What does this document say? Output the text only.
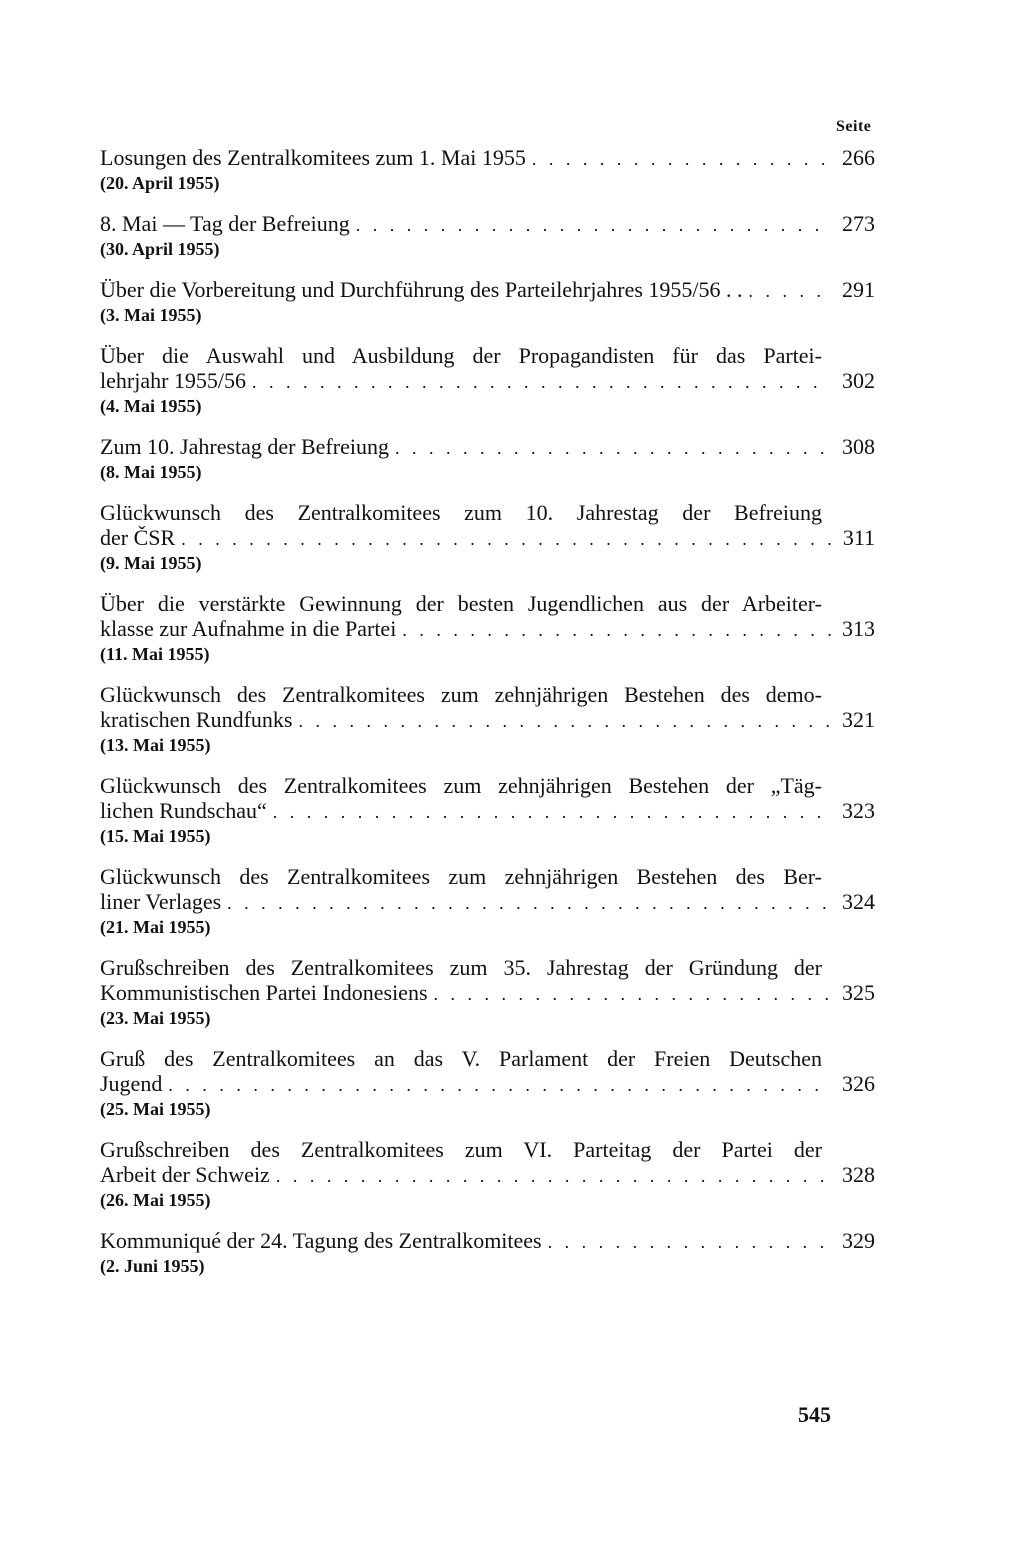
Seite
Losungen des Zentralkomitees zum 1. Mai 1955 . . .	266
(20. April 1955)
8. Mai — Tag der Befreiung . . .	273
(30. April 1955)
Über die Vorbereitung und Durchführung des Parteilehrjahres 1955/56 . . . . .	291
(3. Mai 1955)
Über die Auswahl und Ausbildung der Propagandisten für das Partei-
lehrjahr 1955/56 . . .	302
(4. Mai 1955)
Zum 10. Jahrestag der Befreiung . . .	308
(8. Mai 1955)
Glückwunsch des Zentralkomitees zum 10. Jahrestag der Befreiung
der ČSR . . .	311
(9. Mai 1955)
Über die verstärkte Gewinnung der besten Jugendlichen aus der Arbeiter-
klasse zur Aufnahme in die Partei . . .	313
(11. Mai 1955)
Glückwunsch des Zentralkomitees zum zehnjährigen Bestehen des demo-
kratischen Rundfunks . . .	321
(13. Mai 1955)
Glückwunsch des Zentralkomitees zum zehnjährigen Bestehen der „Täg-
lichen Rundschau“ . . .	323
(15. Mai 1955)
Glückwunsch des Zentralkomitees zum zehnjährigen Bestehen des Ber-
liner Verlages . . .	324
(21. Mai 1955)
Grußschreiben des Zentralkomitees zum 35. Jahrestag der Gründung der
Kommunistischen Partei Indonesiens . . .	325
(23. Mai 1955)
Gruß des Zentralkomitees an das V. Parlament der Freien Deutschen
Jugend . . .	326
(25. Mai 1955)
Grußschreiben des Zentralkomitees zum VI. Parteitag der Partei der
Arbeit der Schweiz . . .	328
(26. Mai 1955)
Kommuniqué der 24. Tagung des Zentralkomitees . . .	329
(2. Juni 1955)
545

◆ Exercise task ◆
Where does the word "Grußschreiben" appear in the listing? List each line that holds it.

◆ Correct output ◆
Grußschreiben des Zentralkomitees zum 35. Jahrestag der Gründung der
Grußschreiben des Zentralkomitees zum VI. Parteitag der Partei der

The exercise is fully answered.